Vu la requête, enregistrée au greffe de la Cour le 1er août 2000, présentée pour M. Joël Y, demeurant ..., par Me BLEAS, avocat au barreau de Cherbourg ;
M. Y demande à la Cour :
1°) d'annuler le jugement n° 99-996 du 13 juin 2000 par lequel le Tribunal administratif de Caen a annulé, à la demande de Me Alain , agissant en qualité de liquidateur de la société à responsabilité limitée (S.A.R.L.) Leroux et Lotz Normandie (L.L.N.), la décision du 20 avril 1999 par laquelle l'inspecteur du travail de la troisième circonscription de la Manche a refusé de lui accorder l'autorisation de licencier M. Y, et a enjoint à l'Etat de délivrer l'autorisation de le licencier ;
2°) de rejeter la demande de Me présentée devant le Tribunal administratif ;
C+ CNIJ n° 66-07-01-02-01
n° 66-07-01-04-03
3°) de condamner Me à lui verser une somme de 5 000 F au titre de l'article L.8-1 du code des tribunaux administratifs et des cours adminis-tratives d'appel ;
..........................................................................................................

OBJECTIF 1:
D'après le texte fourni, quelle juridiction a rendu le jugement n° 99-996 ?
OBJECTIF 2:
Relevez toutes les dates complètes (jour, mois et année) qui figurent dans le texte fourni.
OBJECTIF 3:
Pour chacune des affirmations suivantes, indiquez si elle est conforme au texte fourni, en citant les mots qui le montrent.
(a) La requête a été enregistrée au greffe de la Cour le 1er août 2000.
(b) L'inspecteur du travail a accordé l'autorisation de licencier M. Y.
(c) M. Y réclame le versement d'une somme de 10 000 F.
Les données n'interviennent en rien ici.

DONNÉES RECUEILLIES:

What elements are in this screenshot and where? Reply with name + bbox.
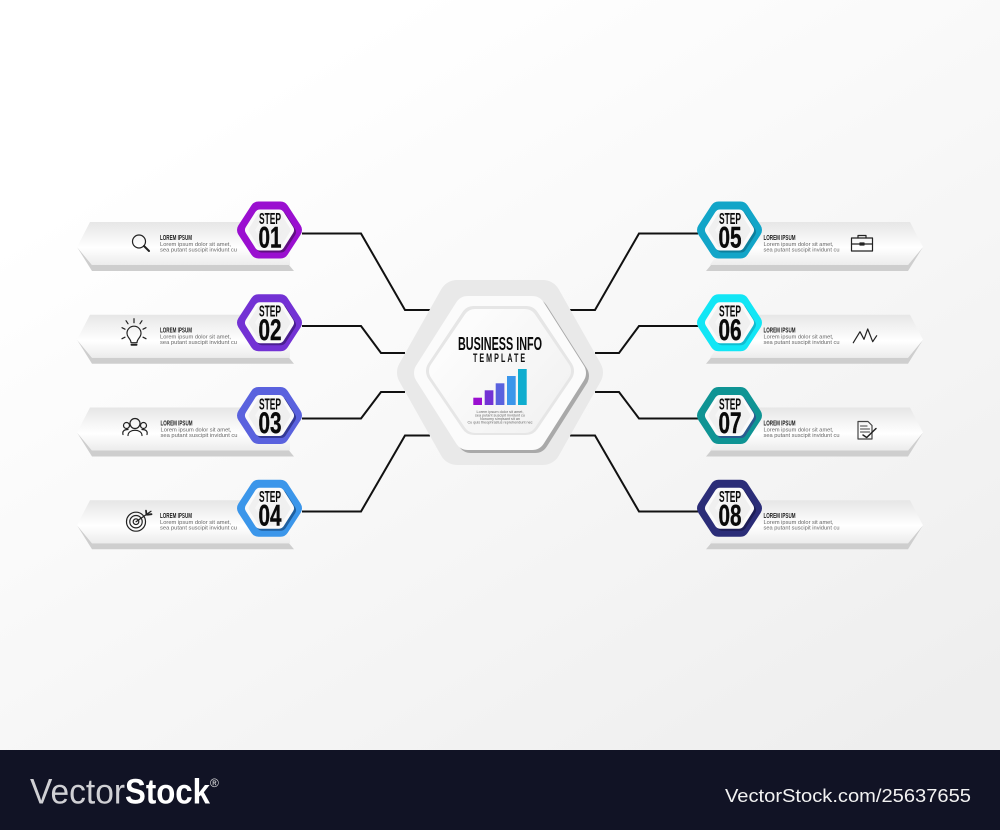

BONNE RÉPONSE 1:
Le Tribunal administratif de Caen.

BONNE RÉPONSE 2:
1er août 2000 ; 13 juin 2000 ; 20 avril 1999

BONNE RÉPONSE 3:
(a) Oui : « enregistrée au greffe de la Cour le 1er août 2000 ».
(b) Non : « a refusé de lui accorder l'autorisation de licencier M. Y ».
(c) Non : « une somme de 5 000 F ».